Element position data:

_ _ _

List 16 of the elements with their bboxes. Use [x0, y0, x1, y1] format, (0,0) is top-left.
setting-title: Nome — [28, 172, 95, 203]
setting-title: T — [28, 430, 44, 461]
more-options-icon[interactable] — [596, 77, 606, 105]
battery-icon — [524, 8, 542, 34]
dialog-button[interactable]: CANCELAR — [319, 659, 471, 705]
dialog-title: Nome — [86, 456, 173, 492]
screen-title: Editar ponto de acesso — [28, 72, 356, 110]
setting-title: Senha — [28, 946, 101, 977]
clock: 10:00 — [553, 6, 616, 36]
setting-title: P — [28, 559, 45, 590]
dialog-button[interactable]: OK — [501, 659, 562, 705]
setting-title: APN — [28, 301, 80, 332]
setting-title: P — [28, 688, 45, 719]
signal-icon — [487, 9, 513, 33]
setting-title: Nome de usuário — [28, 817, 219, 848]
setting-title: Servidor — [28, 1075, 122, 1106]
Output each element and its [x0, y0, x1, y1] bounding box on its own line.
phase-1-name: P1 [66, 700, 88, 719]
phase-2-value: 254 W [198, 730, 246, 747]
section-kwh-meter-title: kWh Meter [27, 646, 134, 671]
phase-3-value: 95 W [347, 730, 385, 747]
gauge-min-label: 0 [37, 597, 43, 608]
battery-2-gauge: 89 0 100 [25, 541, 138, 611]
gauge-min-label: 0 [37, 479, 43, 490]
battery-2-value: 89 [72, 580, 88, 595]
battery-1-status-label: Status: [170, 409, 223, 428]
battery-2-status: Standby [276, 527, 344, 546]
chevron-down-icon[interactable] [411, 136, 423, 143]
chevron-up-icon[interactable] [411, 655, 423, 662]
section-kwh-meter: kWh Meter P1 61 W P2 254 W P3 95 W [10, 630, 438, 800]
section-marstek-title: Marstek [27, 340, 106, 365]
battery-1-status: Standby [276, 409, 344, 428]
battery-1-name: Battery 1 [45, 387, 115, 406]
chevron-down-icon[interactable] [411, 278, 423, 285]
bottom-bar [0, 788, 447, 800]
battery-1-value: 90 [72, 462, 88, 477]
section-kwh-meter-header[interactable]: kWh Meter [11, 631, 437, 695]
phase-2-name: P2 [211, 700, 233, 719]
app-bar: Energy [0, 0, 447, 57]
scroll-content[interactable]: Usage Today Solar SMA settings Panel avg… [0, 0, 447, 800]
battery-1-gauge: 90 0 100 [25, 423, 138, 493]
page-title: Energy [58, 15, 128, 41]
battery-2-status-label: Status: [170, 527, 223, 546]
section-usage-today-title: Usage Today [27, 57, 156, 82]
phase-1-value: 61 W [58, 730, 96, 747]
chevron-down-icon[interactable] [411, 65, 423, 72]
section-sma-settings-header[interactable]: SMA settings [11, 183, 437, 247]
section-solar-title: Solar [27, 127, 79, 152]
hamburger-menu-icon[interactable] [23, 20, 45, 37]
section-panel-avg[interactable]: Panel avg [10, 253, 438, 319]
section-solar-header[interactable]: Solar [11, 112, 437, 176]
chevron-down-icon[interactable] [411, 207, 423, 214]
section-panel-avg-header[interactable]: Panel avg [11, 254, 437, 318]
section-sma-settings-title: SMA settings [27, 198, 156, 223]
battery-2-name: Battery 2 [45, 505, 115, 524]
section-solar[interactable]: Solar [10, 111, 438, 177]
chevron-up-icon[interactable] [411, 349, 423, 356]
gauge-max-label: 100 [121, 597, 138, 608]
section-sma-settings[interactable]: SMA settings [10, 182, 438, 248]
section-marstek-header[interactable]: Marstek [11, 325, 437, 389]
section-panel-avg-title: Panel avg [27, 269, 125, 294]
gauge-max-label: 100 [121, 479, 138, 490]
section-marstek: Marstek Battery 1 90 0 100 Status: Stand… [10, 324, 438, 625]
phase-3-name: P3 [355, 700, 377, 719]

_ _ _

Reproduce every line of the items above word for word, with nothing changed or left out.

_FINAL RESULT_.
List 16 of the elements with their bboxes. Use [x0, y0, x1, y1] format, (0,0) is top-left.
setting-title: Nome — [28, 172, 95, 203]
setting-title: T — [28, 430, 44, 461]
more-options-icon[interactable] — [596, 77, 606, 105]
battery-icon — [524, 8, 542, 34]
dialog-button[interactable]: CANCELAR — [319, 659, 471, 705]
dialog-title: Nome — [86, 456, 173, 492]
screen-title: Editar ponto de acesso — [28, 72, 356, 110]
setting-title: Senha — [28, 946, 101, 977]
clock: 10:00 — [553, 6, 616, 36]
setting-title: P — [28, 559, 45, 590]
dialog-button[interactable]: OK — [501, 659, 562, 705]
setting-title: APN — [28, 301, 80, 332]
setting-title: P — [28, 688, 45, 719]
signal-icon — [487, 9, 513, 33]
setting-title: Nome de usuário — [28, 817, 219, 848]
setting-title: Servidor — [28, 1075, 122, 1106]
Output each element and its [x0, y0, x1, y1] bounding box on its own line.
phase-1-name: P1 [66, 700, 88, 719]
phase-2-value: 254 W [198, 730, 246, 747]
section-kwh-meter-title: kWh Meter [27, 646, 134, 671]
phase-3-value: 95 W [347, 730, 385, 747]
gauge-min-label: 0 [37, 597, 43, 608]
battery-2-gauge: 89 0 100 [25, 541, 138, 611]
gauge-min-label: 0 [37, 479, 43, 490]
battery-2-value: 89 [72, 580, 88, 595]
battery-1-status-label: Status: [170, 409, 223, 428]
battery-2-status: Standby [276, 527, 344, 546]
chevron-down-icon[interactable] [411, 136, 423, 143]
chevron-up-icon[interactable] [411, 655, 423, 662]
section-kwh-meter: kWh Meter P1 61 W P2 254 W P3 95 W [10, 630, 438, 800]
section-marstek-title: Marstek [27, 340, 106, 365]
battery-1-status: Standby [276, 409, 344, 428]
battery-1-name: Battery 1 [45, 387, 115, 406]
chevron-down-icon[interactable] [411, 278, 423, 285]
bottom-bar [0, 788, 447, 800]
battery-1-value: 90 [72, 462, 88, 477]
section-kwh-meter-header[interactable]: kWh Meter [11, 631, 437, 695]
phase-2-name: P2 [211, 700, 233, 719]
app-bar: Energy [0, 0, 447, 57]
scroll-content[interactable]: Usage Today Solar SMA settings Panel avg… [0, 0, 447, 800]
battery-1-gauge: 90 0 100 [25, 423, 138, 493]
page-title: Energy [58, 15, 128, 41]
battery-2-status-label: Status: [170, 527, 223, 546]
section-usage-today-title: Usage Today [27, 57, 156, 82]
phase-1-value: 61 W [58, 730, 96, 747]
chevron-down-icon[interactable] [411, 65, 423, 72]
section-sma-settings-header[interactable]: SMA settings [11, 183, 437, 247]
section-solar-title: Solar [27, 127, 79, 152]
hamburger-menu-icon[interactable] [23, 20, 45, 37]
section-panel-avg[interactable]: Panel avg [10, 253, 438, 319]
section-solar-header[interactable]: Solar [11, 112, 437, 176]
chevron-down-icon[interactable] [411, 207, 423, 214]
section-panel-avg-header[interactable]: Panel avg [11, 254, 437, 318]
section-sma-settings-title: SMA settings [27, 198, 156, 223]
battery-2-name: Battery 2 [45, 505, 115, 524]
section-solar[interactable]: Solar [10, 111, 438, 177]
chevron-up-icon[interactable] [411, 349, 423, 356]
gauge-max-label: 100 [121, 597, 138, 608]
section-sma-settings[interactable]: SMA settings [10, 182, 438, 248]
section-marstek-header[interactable]: Marstek [11, 325, 437, 389]
section-panel-avg-title: Panel avg [27, 269, 125, 294]
gauge-max-label: 100 [121, 479, 138, 490]
section-marstek: Marstek Battery 1 90 0 100 Status: Stand… [10, 324, 438, 625]
phase-3-name: P3 [355, 700, 377, 719]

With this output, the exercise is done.